(PROVIDED INFORMATION):
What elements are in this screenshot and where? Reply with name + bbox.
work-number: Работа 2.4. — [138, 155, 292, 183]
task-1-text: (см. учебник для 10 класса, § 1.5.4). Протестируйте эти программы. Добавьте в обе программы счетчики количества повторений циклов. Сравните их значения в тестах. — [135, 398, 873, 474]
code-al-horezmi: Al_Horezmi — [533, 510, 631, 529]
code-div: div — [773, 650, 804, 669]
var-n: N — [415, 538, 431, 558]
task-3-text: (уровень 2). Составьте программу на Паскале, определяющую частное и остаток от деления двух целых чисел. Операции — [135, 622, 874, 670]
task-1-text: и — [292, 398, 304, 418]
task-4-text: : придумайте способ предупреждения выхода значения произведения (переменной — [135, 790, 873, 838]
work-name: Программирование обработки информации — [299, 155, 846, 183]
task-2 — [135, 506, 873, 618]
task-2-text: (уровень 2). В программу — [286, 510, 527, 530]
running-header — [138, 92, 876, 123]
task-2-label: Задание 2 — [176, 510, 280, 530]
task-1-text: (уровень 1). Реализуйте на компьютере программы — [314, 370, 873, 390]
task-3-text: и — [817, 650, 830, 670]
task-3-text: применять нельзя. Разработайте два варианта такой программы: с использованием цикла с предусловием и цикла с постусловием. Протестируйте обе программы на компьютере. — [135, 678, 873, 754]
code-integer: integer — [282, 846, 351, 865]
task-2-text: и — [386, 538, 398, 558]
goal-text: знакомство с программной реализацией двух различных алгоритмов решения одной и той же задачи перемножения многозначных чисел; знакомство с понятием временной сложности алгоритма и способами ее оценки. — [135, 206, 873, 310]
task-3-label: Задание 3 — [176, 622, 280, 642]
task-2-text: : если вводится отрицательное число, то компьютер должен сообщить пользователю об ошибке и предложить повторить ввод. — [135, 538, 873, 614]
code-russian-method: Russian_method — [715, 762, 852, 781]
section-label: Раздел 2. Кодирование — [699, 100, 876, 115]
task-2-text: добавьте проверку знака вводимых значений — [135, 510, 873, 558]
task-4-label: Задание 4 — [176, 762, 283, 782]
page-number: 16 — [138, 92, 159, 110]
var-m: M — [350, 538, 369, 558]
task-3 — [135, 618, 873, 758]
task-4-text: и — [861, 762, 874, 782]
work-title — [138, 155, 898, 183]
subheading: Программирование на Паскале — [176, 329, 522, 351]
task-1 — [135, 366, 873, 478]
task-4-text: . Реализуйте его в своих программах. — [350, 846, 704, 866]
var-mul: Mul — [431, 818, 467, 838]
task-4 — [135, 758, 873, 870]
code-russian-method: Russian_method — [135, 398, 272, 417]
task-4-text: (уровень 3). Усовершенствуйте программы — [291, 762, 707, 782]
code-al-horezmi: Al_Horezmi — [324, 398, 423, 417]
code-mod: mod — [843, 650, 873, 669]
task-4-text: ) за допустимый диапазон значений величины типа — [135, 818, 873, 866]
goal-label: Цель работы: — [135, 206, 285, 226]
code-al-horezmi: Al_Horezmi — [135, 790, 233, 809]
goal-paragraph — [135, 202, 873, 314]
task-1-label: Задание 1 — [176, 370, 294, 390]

--

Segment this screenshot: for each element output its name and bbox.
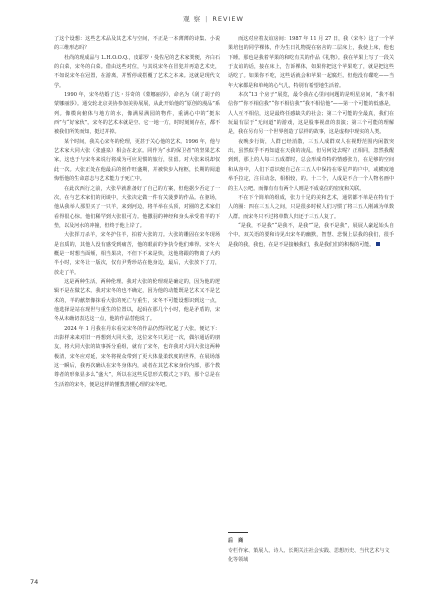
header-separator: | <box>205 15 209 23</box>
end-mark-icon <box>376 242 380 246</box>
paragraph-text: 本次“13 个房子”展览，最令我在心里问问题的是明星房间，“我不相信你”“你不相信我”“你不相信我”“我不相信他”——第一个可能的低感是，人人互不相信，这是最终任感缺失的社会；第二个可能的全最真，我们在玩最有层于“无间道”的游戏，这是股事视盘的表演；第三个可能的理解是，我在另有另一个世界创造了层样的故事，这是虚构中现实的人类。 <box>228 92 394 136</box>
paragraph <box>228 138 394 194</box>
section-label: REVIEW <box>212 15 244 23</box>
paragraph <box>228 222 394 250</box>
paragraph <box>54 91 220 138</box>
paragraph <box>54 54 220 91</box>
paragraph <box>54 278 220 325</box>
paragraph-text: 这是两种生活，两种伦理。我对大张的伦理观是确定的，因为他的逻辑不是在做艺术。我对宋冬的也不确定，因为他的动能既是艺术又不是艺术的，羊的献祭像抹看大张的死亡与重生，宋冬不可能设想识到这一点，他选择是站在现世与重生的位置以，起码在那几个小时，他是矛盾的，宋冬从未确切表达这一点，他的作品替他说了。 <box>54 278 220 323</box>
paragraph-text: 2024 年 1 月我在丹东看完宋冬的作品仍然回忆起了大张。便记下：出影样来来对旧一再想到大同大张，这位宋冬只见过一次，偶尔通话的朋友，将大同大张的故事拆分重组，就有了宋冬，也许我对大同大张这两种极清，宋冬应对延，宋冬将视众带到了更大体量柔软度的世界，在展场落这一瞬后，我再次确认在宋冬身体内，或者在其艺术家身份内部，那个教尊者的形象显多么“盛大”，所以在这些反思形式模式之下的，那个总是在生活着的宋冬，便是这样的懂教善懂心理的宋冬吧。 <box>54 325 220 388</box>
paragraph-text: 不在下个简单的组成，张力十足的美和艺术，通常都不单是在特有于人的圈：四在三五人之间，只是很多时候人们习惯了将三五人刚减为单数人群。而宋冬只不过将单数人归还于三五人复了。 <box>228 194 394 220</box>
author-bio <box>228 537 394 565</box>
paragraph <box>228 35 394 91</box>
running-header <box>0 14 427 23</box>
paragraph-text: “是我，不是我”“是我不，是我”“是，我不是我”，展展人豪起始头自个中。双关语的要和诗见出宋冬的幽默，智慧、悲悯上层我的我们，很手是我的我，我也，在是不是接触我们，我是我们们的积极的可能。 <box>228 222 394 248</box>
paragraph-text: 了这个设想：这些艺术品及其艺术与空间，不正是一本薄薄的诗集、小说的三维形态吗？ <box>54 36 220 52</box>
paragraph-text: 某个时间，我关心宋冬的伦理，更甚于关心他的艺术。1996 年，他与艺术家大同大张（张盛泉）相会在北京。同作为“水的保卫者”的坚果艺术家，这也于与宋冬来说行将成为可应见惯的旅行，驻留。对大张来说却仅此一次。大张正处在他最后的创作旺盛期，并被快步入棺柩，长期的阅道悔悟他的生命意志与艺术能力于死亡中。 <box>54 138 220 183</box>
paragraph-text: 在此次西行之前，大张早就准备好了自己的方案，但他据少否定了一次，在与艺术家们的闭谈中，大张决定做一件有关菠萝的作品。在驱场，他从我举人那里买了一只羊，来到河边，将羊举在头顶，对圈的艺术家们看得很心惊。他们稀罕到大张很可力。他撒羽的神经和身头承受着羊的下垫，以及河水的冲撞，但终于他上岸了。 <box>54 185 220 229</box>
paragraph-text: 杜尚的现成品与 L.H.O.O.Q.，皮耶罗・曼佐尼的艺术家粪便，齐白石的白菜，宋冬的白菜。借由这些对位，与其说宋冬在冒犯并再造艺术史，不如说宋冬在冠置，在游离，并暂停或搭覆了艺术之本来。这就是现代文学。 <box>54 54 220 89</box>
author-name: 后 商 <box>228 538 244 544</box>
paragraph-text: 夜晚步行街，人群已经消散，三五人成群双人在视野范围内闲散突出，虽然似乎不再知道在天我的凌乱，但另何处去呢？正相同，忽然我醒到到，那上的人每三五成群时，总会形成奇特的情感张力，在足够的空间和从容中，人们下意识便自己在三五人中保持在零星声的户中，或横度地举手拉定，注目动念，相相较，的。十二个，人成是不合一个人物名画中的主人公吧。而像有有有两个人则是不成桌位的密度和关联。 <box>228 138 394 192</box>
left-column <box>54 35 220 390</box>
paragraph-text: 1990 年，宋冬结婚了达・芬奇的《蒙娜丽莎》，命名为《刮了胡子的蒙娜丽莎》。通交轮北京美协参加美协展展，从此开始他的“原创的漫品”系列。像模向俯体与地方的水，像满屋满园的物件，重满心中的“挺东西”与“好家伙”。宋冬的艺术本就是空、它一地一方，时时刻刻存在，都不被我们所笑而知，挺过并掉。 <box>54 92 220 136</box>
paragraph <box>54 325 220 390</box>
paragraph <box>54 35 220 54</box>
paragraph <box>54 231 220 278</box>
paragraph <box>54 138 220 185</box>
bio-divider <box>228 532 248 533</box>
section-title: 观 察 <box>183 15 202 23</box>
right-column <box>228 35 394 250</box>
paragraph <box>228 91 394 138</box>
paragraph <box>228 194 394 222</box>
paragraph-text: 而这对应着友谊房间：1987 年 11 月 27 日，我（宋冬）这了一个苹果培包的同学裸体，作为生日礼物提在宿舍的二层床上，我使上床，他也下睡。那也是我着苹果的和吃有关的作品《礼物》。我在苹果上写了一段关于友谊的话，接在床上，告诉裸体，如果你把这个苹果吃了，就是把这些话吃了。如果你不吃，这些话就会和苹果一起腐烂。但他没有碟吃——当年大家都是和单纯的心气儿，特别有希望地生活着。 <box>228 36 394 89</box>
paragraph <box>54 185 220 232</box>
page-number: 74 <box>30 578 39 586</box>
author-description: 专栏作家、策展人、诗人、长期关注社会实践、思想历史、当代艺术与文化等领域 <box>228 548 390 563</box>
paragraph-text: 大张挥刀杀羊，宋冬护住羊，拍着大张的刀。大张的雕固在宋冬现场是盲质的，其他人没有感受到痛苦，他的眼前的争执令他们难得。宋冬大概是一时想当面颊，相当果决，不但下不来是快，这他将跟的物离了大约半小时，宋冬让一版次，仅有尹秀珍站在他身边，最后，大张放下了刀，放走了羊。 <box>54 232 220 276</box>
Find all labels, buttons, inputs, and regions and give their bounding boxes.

---

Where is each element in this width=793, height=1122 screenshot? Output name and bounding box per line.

(GOAL): Please render the entries starting at the line containing "What elements are" and ending at the line containing "task-1-text: и — [292, 398, 304, 418]" as a JSON list of strings, with one string per line and any blank lines left out.

(WRITTEN RESPONSE):
[
  "What elements are in this screenshot and where? Reply with name + bbox.",
  "work-number: Работа 2.4. — [138, 155, 292, 183]",
  "task-1-text: (см. учебник для 10 класса, § 1.5.4). Протестируйте эти программы. Добавьте в обе программы счетчики количества повторений циклов. Сравните их значения в тестах. — [135, 398, 873, 474]",
  "code-al-horezmi: Al_Horezmi — [533, 510, 631, 529]",
  "code-div: div — [773, 650, 804, 669]",
  "var-n: N — [415, 538, 431, 558]",
  "task-3-text: (уровень 2). Составьте программу на Паскале, определяющую частное и остаток от деления двух целых чисел. Операции — [135, 622, 874, 670]",
  "task-1-text: и — [292, 398, 304, 418]"
]